Can you transcribe every line exactly and leave the pictures behind?

----------

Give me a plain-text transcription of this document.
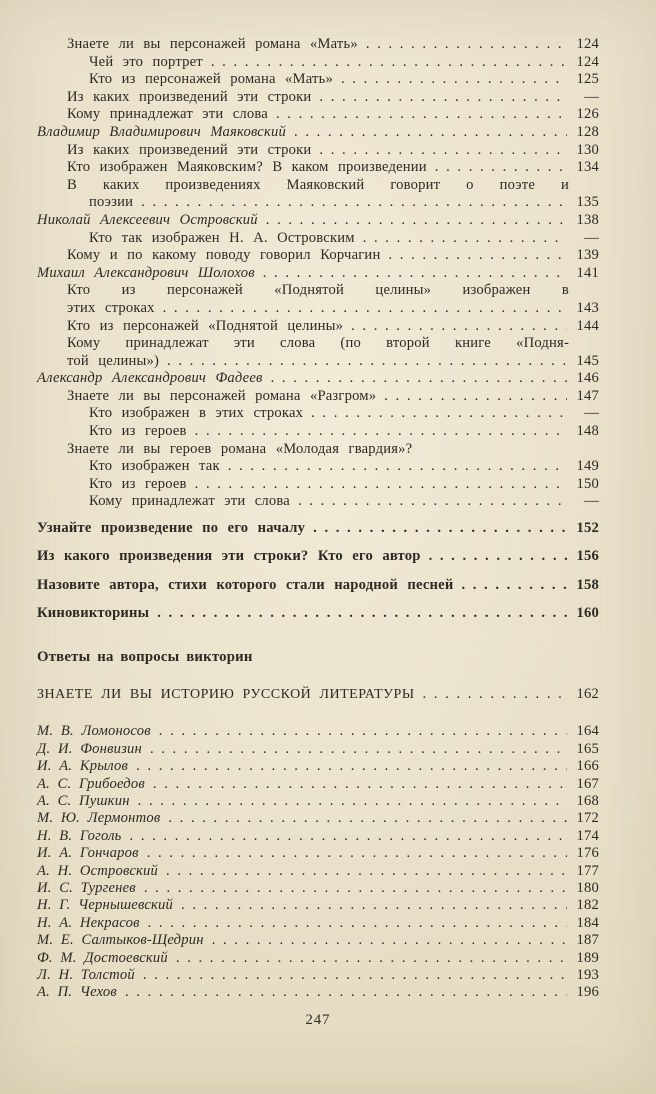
Знаете ли вы персонажей романа «Мать» . . .	124
Чей это портрет . . .	124
Кто из персонажей романа «Мать» . . .	125
Из каких произведений эти строки . . .	—
Кому принадлежат эти слова . . .	126
Владимир Владимирович Маяковский . . .	128
Из каких произведений эти строки . . .	130
Кто изображен Маяковским? В каком произведении . . .	134
В каких произведениях Маяковский говорит о поэте и
поэзии . . .	135
Николай Алексеевич Островский . . .	138
Кто так изображен Н. А. Островским . . .	—
Кому и по какому поводу говорил Корчагин . . .	139
Михаил Александрович Шолохов . . .	141
Кто из персонажей «Поднятой целины» изображен в
этих строках . . .	143
Кто из персонажей «Поднятой целины» . . .	144
Кому принадлежат эти слова (по второй книге «Подня-
той целины») . . .	145
Александр Александрович Фадеев . . .	146
Знаете ли вы персонажей романа «Разгром» . . .	147
Кто изображен в этих строках . . .	—
Кто из героев . . .	148
Знаете ли вы героев романа «Молодая гвардия»?
Кто изображен так . . .	149
Кто из героев . . .	150
Кому принадлежат эти слова . . .	—
Узнайте произведение по его началу . . .	152
Из какого произведения эти строки? Кто его автор . . .	156
Назовите автора, стихи которого стали народной песней . . .	158
Киновикторины . . .	160
Ответы на вопросы викторин
ЗНАЕТЕ ЛИ ВЫ ИСТОРИЮ РУССКОЙ ЛИТЕРАТУРЫ . . .	162
М. В. Ломоносов . . .	164
Д. И. Фонвизин . . .	165
И. А. Крылов . . .	166
А. С. Грибоедов . . .	167
А. С. Пушкин . . .	168
М. Ю. Лермонтов . . .	172
Н. В. Гоголь . . .	174
И. А. Гончаров . . .	176
А. Н. Островский . . .	177
И. С. Тургенев . . .	180
Н. Г. Чернышевский . . .	182
Н. А. Некрасов . . .	184
М. Е. Салтыков-Щедрин . . .	187
Ф. М. Достоевский . . .	189
Л. Н. Толстой . . .	193
А. П. Чехов . . .	196
247
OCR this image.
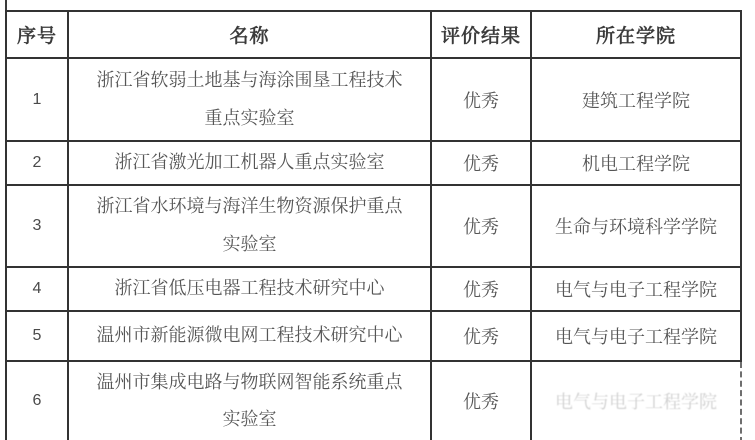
序号	名称	评价结果	所在学院
1	浙江省软弱土地基与海涂围垦工程技术重点实验室	优秀	建筑工程学院
2	浙江省激光加工机器人重点实验室	优秀	机电工程学院
3	浙江省水环境与海洋生物资源保护重点实验室	优秀	生命与环境科学学院
4	浙江省低压电器工程技术研究中心	优秀	电气与电子工程学院
5	温州市新能源微电网工程技术研究中心	优秀	电气与电子工程学院
6	温州市集成电路与物联网智能系统重点实验室	优秀	电气与电子工程学院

----------

• _TASK SOLUTION_:
Give me a plain-text transcription of this document.
Знаете ли вы персонажей романа «Мать» . . .	124
Чей это портрет . . .	124
Кто из персонажей романа «Мать» . . .	125
Из каких произведений эти строки . . .	—
Кому принадлежат эти слова . . .	126
Владимир Владимирович Маяковский . . .	128
Из каких произведений эти строки . . .	130
Кто изображен Маяковским? В каком произведении . . .	134
В каких произведениях Маяковский говорит о поэте и
поэзии . . .	135
Николай Алексеевич Островский . . .	138
Кто так изображен Н. А. Островским . . .	—
Кому и по какому поводу говорил Корчагин . . .	139
Михаил Александрович Шолохов . . .	141
Кто из персонажей «Поднятой целины» изображен в
этих строках . . .	143
Кто из персонажей «Поднятой целины» . . .	144
Кому принадлежат эти слова (по второй книге «Подня-
той целины») . . .	145
Александр Александрович Фадеев . . .	146
Знаете ли вы персонажей романа «Разгром» . . .	147
Кто изображен в этих строках . . .	—
Кто из героев . . .	148
Знаете ли вы героев романа «Молодая гвардия»?
Кто изображен так . . .	149
Кто из героев . . .	150
Кому принадлежат эти слова . . .	—
Узнайте произведение по его началу . . .	152
Из какого произведения эти строки? Кто его автор . . .	156
Назовите автора, стихи которого стали народной песней . . .	158
Киновикторины . . .	160
Ответы на вопросы викторин
ЗНАЕТЕ ЛИ ВЫ ИСТОРИЮ РУССКОЙ ЛИТЕРАТУРЫ . . .	162
М. В. Ломоносов . . .	164
Д. И. Фонвизин . . .	165
И. А. Крылов . . .	166
А. С. Грибоедов . . .	167
А. С. Пушкин . . .	168
М. Ю. Лермонтов . . .	172
Н. В. Гоголь . . .	174
И. А. Гончаров . . .	176
А. Н. Островский . . .	177
И. С. Тургенев . . .	180
Н. Г. Чернышевский . . .	182
Н. А. Некрасов . . .	184
М. Е. Салтыков-Щедрин . . .	187
Ф. М. Достоевский . . .	189
Л. Н. Толстой . . .	193
А. П. Чехов . . .	196
247
OCR this image.
序号	名称	评价结果	所在学院
1	浙江省软弱土地基与海涂围垦工程技术重点实验室	优秀	建筑工程学院
2	浙江省激光加工机器人重点实验室	优秀	机电工程学院
3	浙江省水环境与海洋生物资源保护重点实验室	优秀	生命与环境科学学院
4	浙江省低压电器工程技术研究中心	优秀	电气与电子工程学院
5	温州市新能源微电网工程技术研究中心	优秀	电气与电子工程学院
6	温州市集成电路与物联网智能系统重点实验室	优秀	电气与电子工程学院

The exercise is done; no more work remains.